* **BRIEF**: Transcribe the entries exactly; images are not part of the copy.

* **EXCERPTED RECORDS**:
══════════

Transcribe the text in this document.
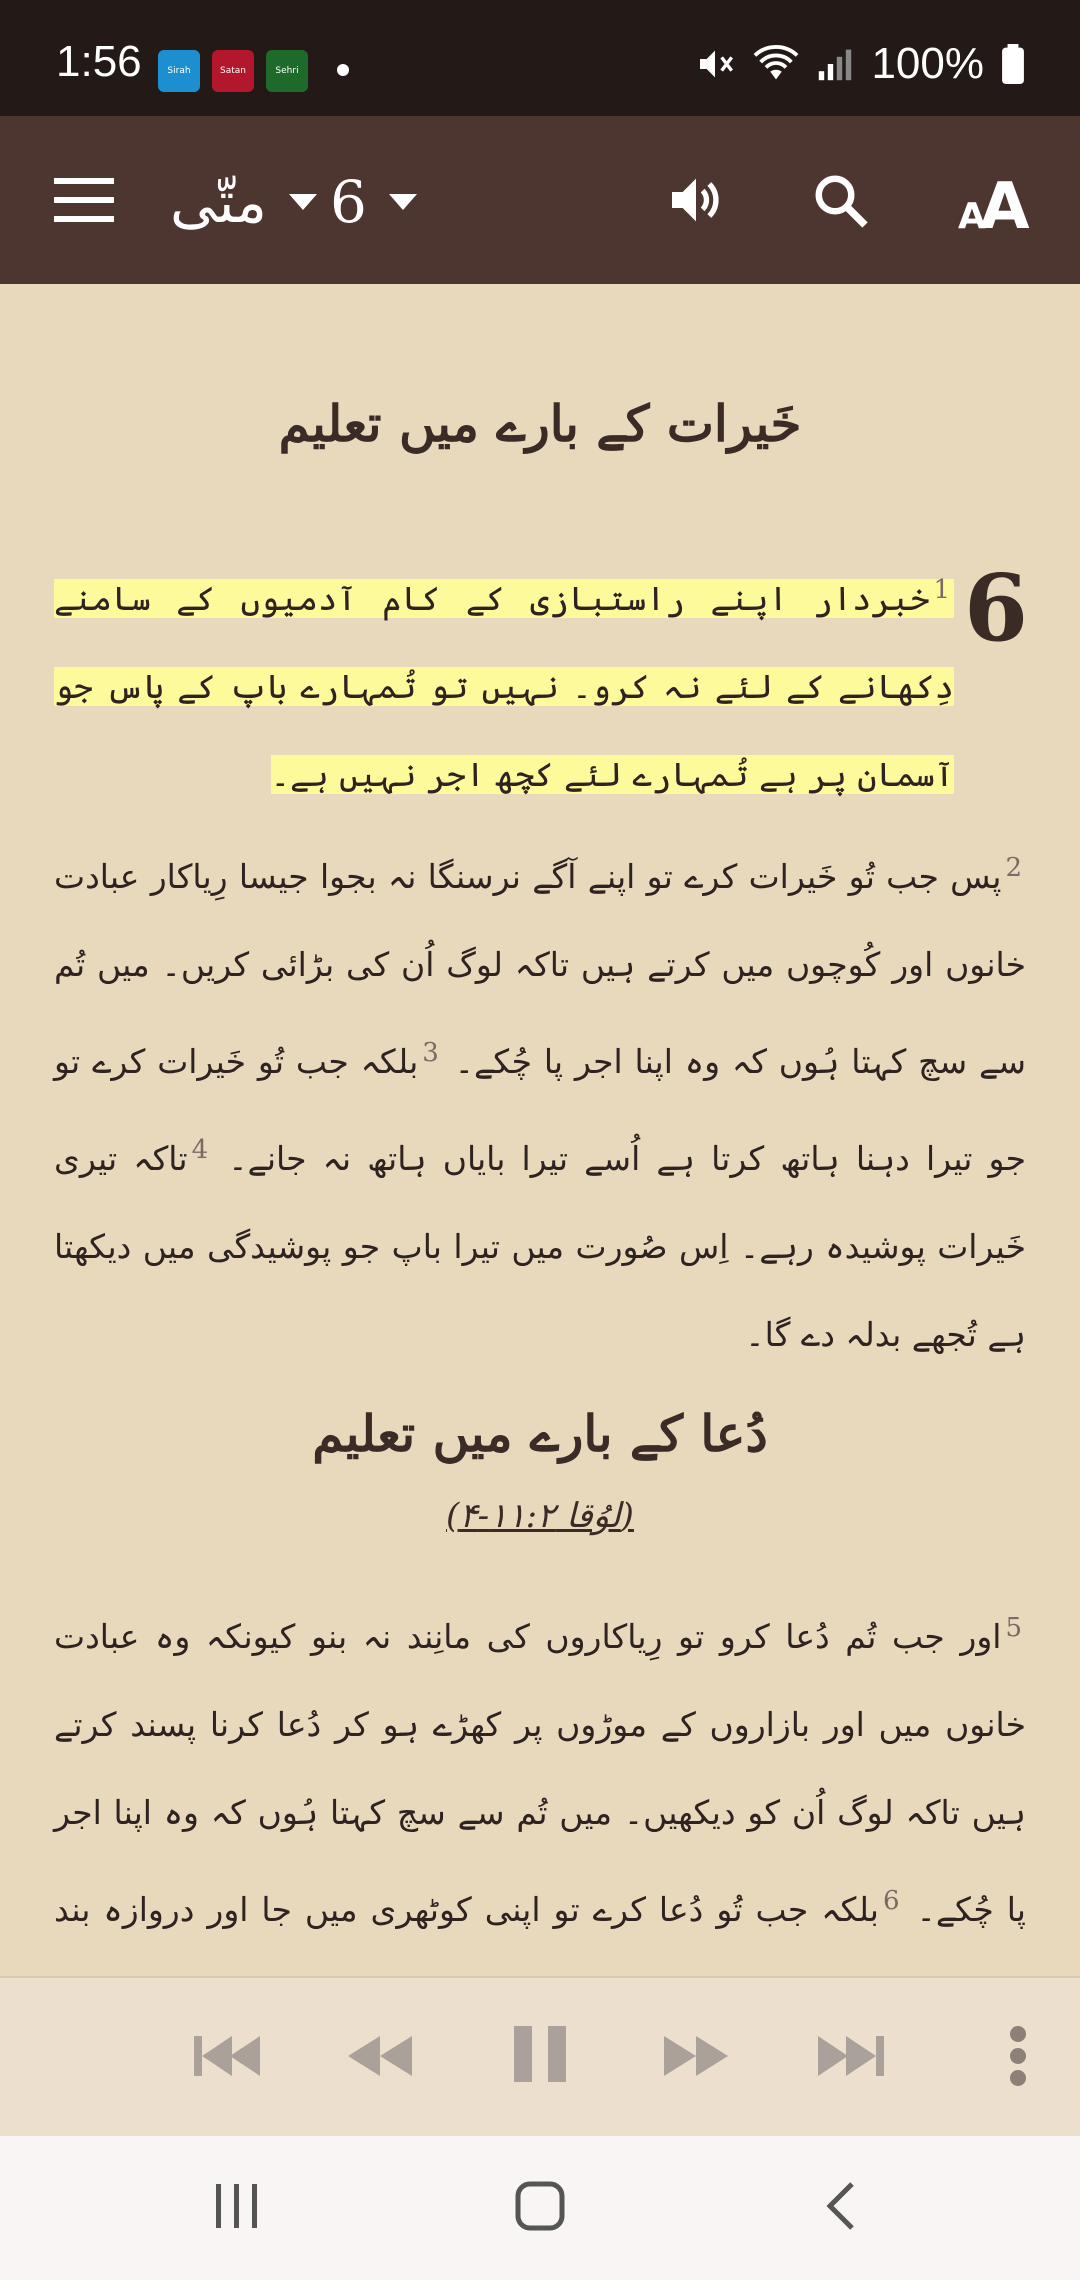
1:56	Sirah	Satan	Sehri	100%
متّی 6	A
A
خَیرات کے بارے میں تعلیم
6
$^1$خبردار اپنے راستبازی کے کام آدمیوں کے سامنے دِکھانے کے لئے نہ کرو۔ نہیں تو تُمہارے باپ کے پاس جو آسمان پر ہے تُمہارے لئے کچھ اجر نہیں ہے۔
$^2$پس جب تُو خَیرات کرے تو اپنے آگے نرسنگا نہ بجوا جیسا رِیاکار عبادت خانوں اور کُوچوں میں کرتے ہیں تاکہ لوگ اُن کی بڑائی کریں۔ میں تُم سے سچ کہتا ہُوں کہ وہ اپنا اجر پا چُکے۔ $^3$بلکہ جب تُو خَیرات کرے تو جو تیرا دہنا ہاتھ کرتا ہے اُسے تیرا بایاں ہاتھ نہ جانے۔ $^4$تاکہ تیری خَیرات پوشیدہ رہے۔ اِس صُورت میں تیرا باپ جو پوشیدگی میں دیکھتا ہے تُجھے بدلہ دے گا۔
دُعا کے بارے میں تعلیم
(لوُقا ۱۱:۲-۴)
$^5$اور جب تُم دُعا کرو تو رِیاکاروں کی مانِند نہ بنو کیونکہ وہ عبادت خانوں میں اور بازاروں کے موڑوں پر کھڑے ہو کر دُعا کرنا پسند کرتے ہیں تاکہ لوگ اُن کو دیکھیں۔ میں تُم سے سچ کہتا ہُوں کہ وہ اپنا اجر پا چُکے۔ $^6$بلکہ جب تُو دُعا کرے تو اپنی کوٹھری میں جا اور دروازہ بند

══════════

* **TASK OUTPUT**:
Transcribe the text in this document.
1:56	Sirah	Satan	Sehri	100%
متّی 6	A
A
خَیرات کے بارے میں تعلیم
6
$^1$خبردار اپنے راستبازی کے کام آدمیوں کے سامنے دِکھانے کے لئے نہ کرو۔ نہیں تو تُمہارے باپ کے پاس جو آسمان پر ہے تُمہارے لئے کچھ اجر نہیں ہے۔
$^2$پس جب تُو خَیرات کرے تو اپنے آگے نرسنگا نہ بجوا جیسا رِیاکار عبادت خانوں اور کُوچوں میں کرتے ہیں تاکہ لوگ اُن کی بڑائی کریں۔ میں تُم سے سچ کہتا ہُوں کہ وہ اپنا اجر پا چُکے۔ $^3$بلکہ جب تُو خَیرات کرے تو جو تیرا دہنا ہاتھ کرتا ہے اُسے تیرا بایاں ہاتھ نہ جانے۔ $^4$تاکہ تیری خَیرات پوشیدہ رہے۔ اِس صُورت میں تیرا باپ جو پوشیدگی میں دیکھتا ہے تُجھے بدلہ دے گا۔
دُعا کے بارے میں تعلیم
(لوُقا ۱۱:۲-۴)
$^5$اور جب تُم دُعا کرو تو رِیاکاروں کی مانِند نہ بنو کیونکہ وہ عبادت خانوں میں اور بازاروں کے موڑوں پر کھڑے ہو کر دُعا کرنا پسند کرتے ہیں تاکہ لوگ اُن کو دیکھیں۔ میں تُم سے سچ کہتا ہُوں کہ وہ اپنا اجر پا چُکے۔ $^6$بلکہ جب تُو دُعا کرے تو اپنی کوٹھری میں جا اور دروازہ بند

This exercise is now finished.